• EXERCISE PROMPT
Look through the entries below and report how many lines hold the string "隔行选择层". Only the number is wanted.

Data extracted from a collection
......
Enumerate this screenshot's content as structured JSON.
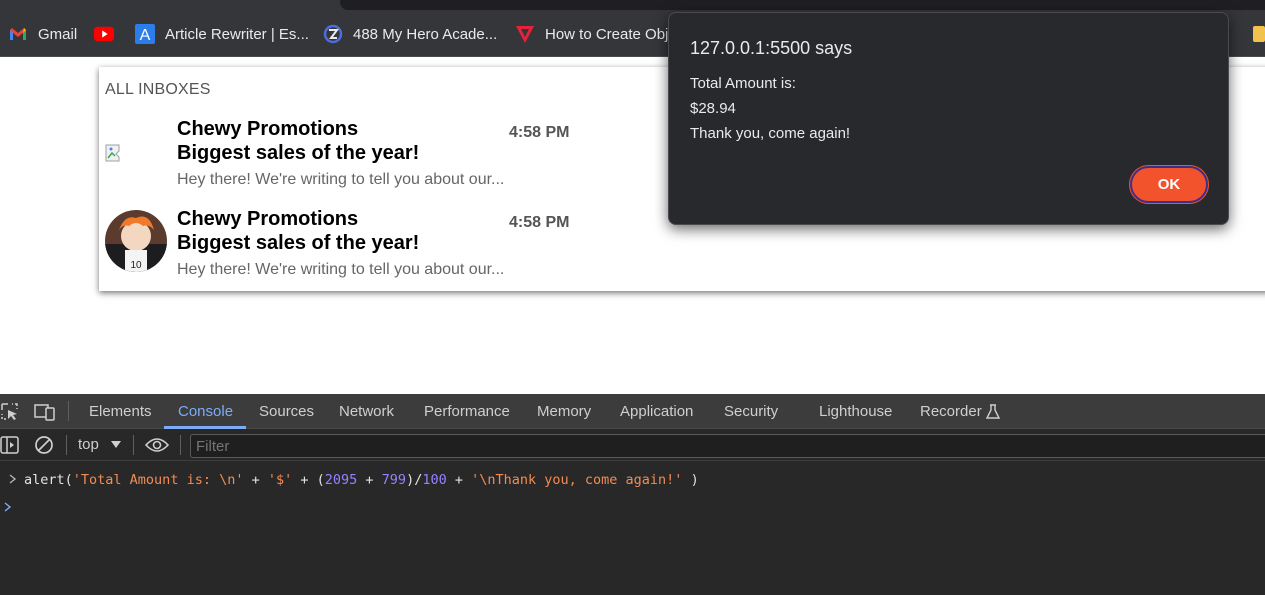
{
  "bookmarks": [
    {
      "label": "Gmail",
      "icon": "gmail-icon"
    },
    {
      "label": "",
      "icon": "youtube-icon"
    },
    {
      "label": "Article Rewriter | Es...",
      "icon": "article-rewriter-icon"
    },
    {
      "label": "488 My Hero Acade...",
      "icon": "manga-site-icon"
    },
    {
      "label": "How to Create Obj",
      "icon": "tutorial-site-icon"
    }
  ],
  "inbox": {
    "title": "ALL INBOXES",
    "emails": [
      {
        "from": "Chewy Promotions",
        "subject": "Biggest sales of the year!",
        "time": "4:58 PM",
        "preview": "Hey there! We're writing to tell you about our...",
        "avatar": "broken-image"
      },
      {
        "from": "Chewy Promotions",
        "subject": "Biggest sales of the year!",
        "time": "4:58 PM",
        "preview": "Hey there! We're writing to tell you about our...",
        "avatar": "profile-photo"
      }
    ]
  },
  "dialog": {
    "title": "127.0.0.1:5500 says",
    "lines": [
      "Total Amount is:",
      "$28.94",
      "Thank you, come again!"
    ],
    "ok_label": "OK",
    "ok_color": "#f2532d"
  },
  "devtools": {
    "tabs": [
      "Elements",
      "Console",
      "Sources",
      "Network",
      "Performance",
      "Memory",
      "Application",
      "Security",
      "Lighthouse",
      "Recorder"
    ],
    "active_tab": "Console",
    "context": "top",
    "filter_placeholder": "Filter",
    "console": {
      "fn": "alert(",
      "s1": "'Total Amount is: \\n'",
      "plus1": " + ",
      "s2": "'$'",
      "mid": " + (",
      "n1": "2095",
      "plus2": " + ",
      "n2": "799",
      "div": ")/",
      "n3": "100",
      "plus3": " + ",
      "s3": "'\\nThank you, come again!'",
      "close": " )"
    }
  }
}
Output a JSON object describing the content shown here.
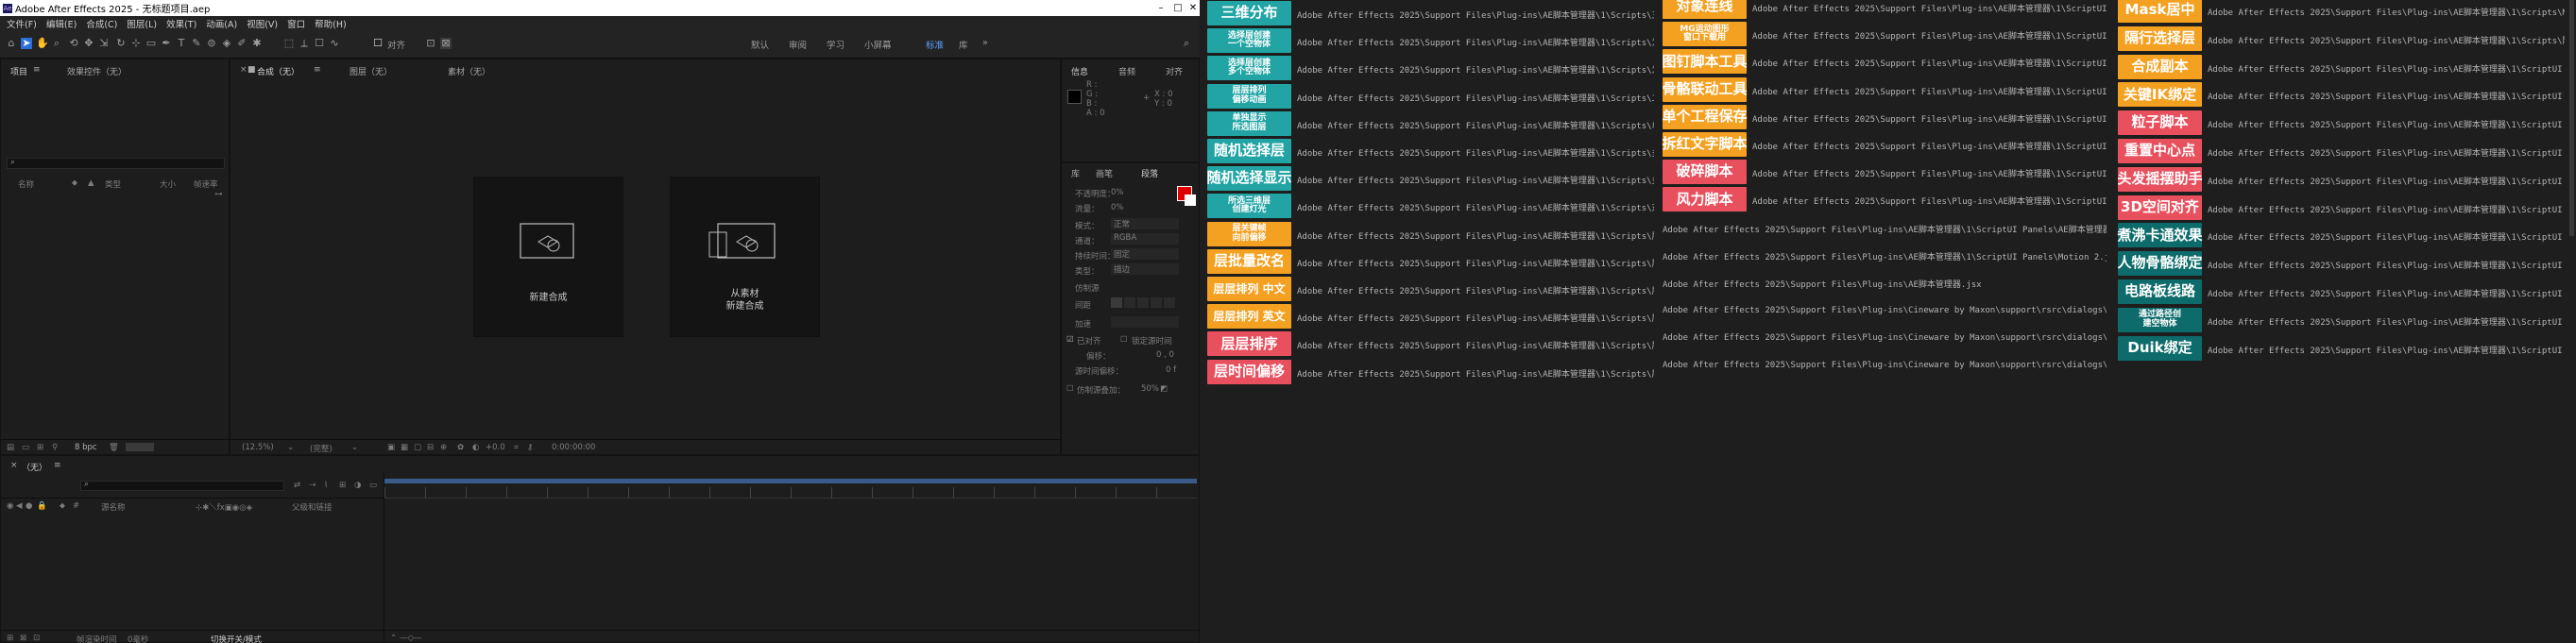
{
  "window": {
    "title": "Adobe After Effects 2025 - 无标题项目.aep",
    "minimize": "–",
    "maximize": "□",
    "close": "✕"
  },
  "menu": [
    "文件(F)",
    "编辑(E)",
    "合成(C)",
    "图层(L)",
    "效果(T)",
    "动画(A)",
    "视图(V)",
    "窗口",
    "帮助(H)"
  ],
  "toolbar": {
    "align_label": "对齐",
    "workspaces": [
      "默认",
      "审阅",
      "学习",
      "小屏幕",
      "标准",
      "库"
    ]
  },
  "project": {
    "tab": "项目",
    "tab_menu": "≡",
    "effects_tab": "效果控件（无）",
    "search_placeholder": "",
    "columns": [
      "名称",
      "类型",
      "大小",
      "帧速率"
    ],
    "bpc": "8 bpc"
  },
  "composition": {
    "tab": "合成（无）",
    "tab_menu": "≡",
    "layer_tab": "图层（无）",
    "footage_tab": "素材（无）",
    "new_comp": "新建合成",
    "from_footage_line1": "从素材",
    "from_footage_line2": "新建合成",
    "zoom": "(12.5%)",
    "quality": "(完整)",
    "exposure": "+0.0",
    "timecode": "0:00:00:00"
  },
  "info_panel": {
    "tabs": [
      "信息",
      "音频",
      "对齐"
    ],
    "values": [
      "R :",
      "G :",
      "B :",
      "A : 0"
    ],
    "xy": "X : 0\nY : 0"
  },
  "char_panel": {
    "tabs": [
      "库",
      "画笔",
      "段落",
      "字符"
    ],
    "rows": [
      "不透明度：",
      "流量：",
      "模式：",
      "通道：",
      "持续时间：",
      "类型："
    ],
    "values": [
      "0%",
      "0%",
      "正常",
      "RGBA",
      "固定",
      "描边"
    ],
    "duration": "加速",
    "spacing": "间距",
    "clone_source": "仿制源",
    "offset": "偏移：",
    "scale": "缩放：",
    "rotate": "旋转：",
    "frame_offset": "源时间偏移：",
    "lock_source": "锁定源时间",
    "show_overlay": "仿制源叠加：",
    "opacity": "50%",
    "checkbox1": "已对齐",
    "checkbox2": "锁定源时间"
  },
  "timeline": {
    "tab": "（无）",
    "tab_menu": "≡",
    "search_placeholder": "",
    "columns": [
      "源名称",
      "父级和链接"
    ],
    "footer_left": "帧渲染时间",
    "footer_time": "0毫秒",
    "footer_mode": "切换开关/模式"
  },
  "script_panel": {
    "col1": [
      {
        "label": "三维分布",
        "color": "teal",
        "path": "Adobe After Effects 2025\\Support Files\\Plug-ins\\AE脚本管理器\\1\\Scripts\\三维阵列分布.jsx"
      },
      {
        "label": "选择层创建\n一个空物体",
        "color": "teal",
        "path": "Adobe After Effects 2025\\Support Files\\Plug-ins\\AE脚本管理器\\1\\Scripts\\为选择的层创建"
      },
      {
        "label": "选择层创建\n多个空物体",
        "color": "teal",
        "path": "Adobe After Effects 2025\\Support Files\\Plug-ins\\AE脚本管理器\\1\\Scripts\\为选择的层创建"
      },
      {
        "label": "层层排列\n偏移动画",
        "color": "teal",
        "path": "Adobe After Effects 2025\\Support Files\\Plug-ins\\AE脚本管理器\\1\\Scripts\\二维三维阵列"
      },
      {
        "label": "单独显示\n所选图层",
        "color": "teal",
        "path": "Adobe After Effects 2025\\Support Files\\Plug-ins\\AE脚本管理器\\1\\Scripts\\单独面板显示"
      },
      {
        "label": "随机选择层",
        "color": "teal",
        "path": "Adobe After Effects 2025\\Support Files\\Plug-ins\\AE脚本管理器\\1\\Scripts\\多层随机选择"
      },
      {
        "label": "随机选择显示",
        "color": "teal",
        "path": "Adobe After Effects 2025\\Support Files\\Plug-ins\\AE脚本管理器\\1\\Scripts\\多层随机选择"
      },
      {
        "label": "所选三维层\n创建灯光",
        "color": "teal",
        "path": "Adobe After Effects 2025\\Support Files\\Plug-ins\\AE脚本管理器\\1\\Scripts\\对选定的三维"
      },
      {
        "label": "层关键帧\n向前偏移",
        "color": "orange",
        "path": "Adobe After Effects 2025\\Support Files\\Plug-ins\\AE脚本管理器\\1\\Scripts\\层位置偏移.jsx"
      },
      {
        "label": "层批量改名",
        "color": "orange",
        "path": "Adobe After Effects 2025\\Support Files\\Plug-ins\\AE脚本管理器\\1\\Scripts\\层批量改名.jsx"
      },
      {
        "label": "层层排列 中文",
        "color": "orange",
        "path": "Adobe After Effects 2025\\Support Files\\Plug-ins\\AE脚本管理器\\1\\Scripts\\层层排列中文.jsx"
      },
      {
        "label": "层层排列 英文",
        "color": "orange",
        "path": "Adobe After Effects 2025\\Support Files\\Plug-ins\\AE脚本管理器\\1\\Scripts\\层层排列英文.jsx"
      },
      {
        "label": "层层排序",
        "color": "red",
        "path": "Adobe After Effects 2025\\Support Files\\Plug-ins\\AE脚本管理器\\1\\Scripts\\层层排序.jsx"
      },
      {
        "label": "层时间偏移",
        "color": "red",
        "path": "Adobe After Effects 2025\\Support Files\\Plug-ins\\AE脚本管理器\\1\\Scripts\\层时间偏移 随"
      }
    ],
    "col2": [
      {
        "label": "对象连线",
        "color": "orange",
        "path": "Adobe After Effects 2025\\Support Files\\Plug-ins\\AE脚本管理器\\1\\ScriptUI Panels\\"
      },
      {
        "label": "MG运动图形\n窗口下载用",
        "color": "orange",
        "path": "Adobe After Effects 2025\\Support Files\\Plug-ins\\AE脚本管理器\\1\\ScriptUI Panels\\"
      },
      {
        "label": "图钉脚本工具",
        "color": "orange",
        "path": "Adobe After Effects 2025\\Support Files\\Plug-ins\\AE脚本管理器\\1\\ScriptUI Panels\\"
      },
      {
        "label": "骨骼联动工具",
        "color": "orange",
        "path": "Adobe After Effects 2025\\Support Files\\Plug-ins\\AE脚本管理器\\1\\ScriptUI Panels\\"
      },
      {
        "label": "单个工程保存",
        "color": "orange",
        "path": "Adobe After Effects 2025\\Support Files\\Plug-ins\\AE脚本管理器\\1\\ScriptUI Panels\\"
      },
      {
        "label": "拆红文字脚本",
        "color": "orange",
        "path": "Adobe After Effects 2025\\Support Files\\Plug-ins\\AE脚本管理器\\1\\ScriptUI Panels\\"
      },
      {
        "label": "破碎脚本",
        "color": "red",
        "path": "Adobe After Effects 2025\\Support Files\\Plug-ins\\AE脚本管理器\\1\\ScriptUI Panels\\"
      },
      {
        "label": "风力脚本",
        "color": "red",
        "path": "Adobe After Effects 2025\\Support Files\\Plug-ins\\AE脚本管理器\\1\\ScriptUI Panels\\"
      }
    ],
    "col2_long": [
      "Adobe After Effects 2025\\Support Files\\Plug-ins\\AE脚本管理器\\1\\ScriptUI Panels\\AE脚本管理器.jsx",
      "Adobe After Effects 2025\\Support Files\\Plug-ins\\AE脚本管理器\\1\\ScriptUI Panels\\Motion 2.jsxbin",
      "Adobe After Effects 2025\\Support Files\\Plug-ins\\AE脚本管理器.jsx",
      "Adobe After Effects 2025\\Support Files\\Plug-ins\\Cineware by Maxon\\support\\rsrc\\dialogs\\dlg_about.jsx",
      "Adobe After Effects 2025\\Support Files\\Plug-ins\\Cineware by Maxon\\support\\rsrc\\dialogs\\dlg_camera.jsx",
      "Adobe After Effects 2025\\Support Files\\Plug-ins\\Cineware by Maxon\\support\\rsrc\\dialogs\\dlg_layer.jsx"
    ],
    "col3": [
      {
        "label": "Mask居中",
        "color": "orange",
        "path": "Adobe After Effects 2025\\Support Files\\Plug-ins\\AE脚本管理器\\1\\Scripts\\Mask居中.jsx"
      },
      {
        "label": "隔行选择层",
        "color": "orange",
        "path": "Adobe After Effects 2025\\Support Files\\Plug-ins\\AE脚本管理器\\1\\Scripts\\隔行选择层"
      },
      {
        "label": "合成副本",
        "color": "orange",
        "path": "Adobe After Effects 2025\\Support Files\\Plug-ins\\AE脚本管理器\\1\\ScriptUI Panels\\"
      },
      {
        "label": "关键IK绑定",
        "color": "orange",
        "path": "Adobe After Effects 2025\\Support Files\\Plug-ins\\AE脚本管理器\\1\\ScriptUI Panels\\"
      },
      {
        "label": "粒子脚本",
        "color": "red",
        "path": "Adobe After Effects 2025\\Support Files\\Plug-ins\\AE脚本管理器\\1\\ScriptUI Panels\\"
      },
      {
        "label": "重置中心点",
        "color": "red",
        "path": "Adobe After Effects 2025\\Support Files\\Plug-ins\\AE脚本管理器\\1\\ScriptUI Panels\\"
      },
      {
        "label": "头发摇摆助手",
        "color": "red",
        "path": "Adobe After Effects 2025\\Support Files\\Plug-ins\\AE脚本管理器\\1\\ScriptUI Panels\\"
      },
      {
        "label": "3D空间对齐",
        "color": "red",
        "path": "Adobe After Effects 2025\\Support Files\\Plug-ins\\AE脚本管理器\\1\\ScriptUI Panels\\"
      },
      {
        "label": "煮沸卡通效果",
        "color": "dteal",
        "path": "Adobe After Effects 2025\\Support Files\\Plug-ins\\AE脚本管理器\\1\\ScriptUI Panels\\"
      },
      {
        "label": "人物骨骼绑定",
        "color": "dteal",
        "path": "Adobe After Effects 2025\\Support Files\\Plug-ins\\AE脚本管理器\\1\\ScriptUI Panels\\"
      },
      {
        "label": "电路板线路",
        "color": "dteal",
        "path": "Adobe After Effects 2025\\Support Files\\Plug-ins\\AE脚本管理器\\1\\ScriptUI Panels\\"
      },
      {
        "label": "通过路径创\n建空物体",
        "color": "dteal",
        "path": "Adobe After Effects 2025\\Support Files\\Plug-ins\\AE脚本管理器\\1\\ScriptUI Panels\\"
      },
      {
        "label": "Duik绑定",
        "color": "dteal",
        "path": "Adobe After Effects 2025\\Support Files\\Plug-ins\\AE脚本管理器\\1\\ScriptUI Panels\\"
      }
    ]
  }
}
......
• TASK ANSWER
2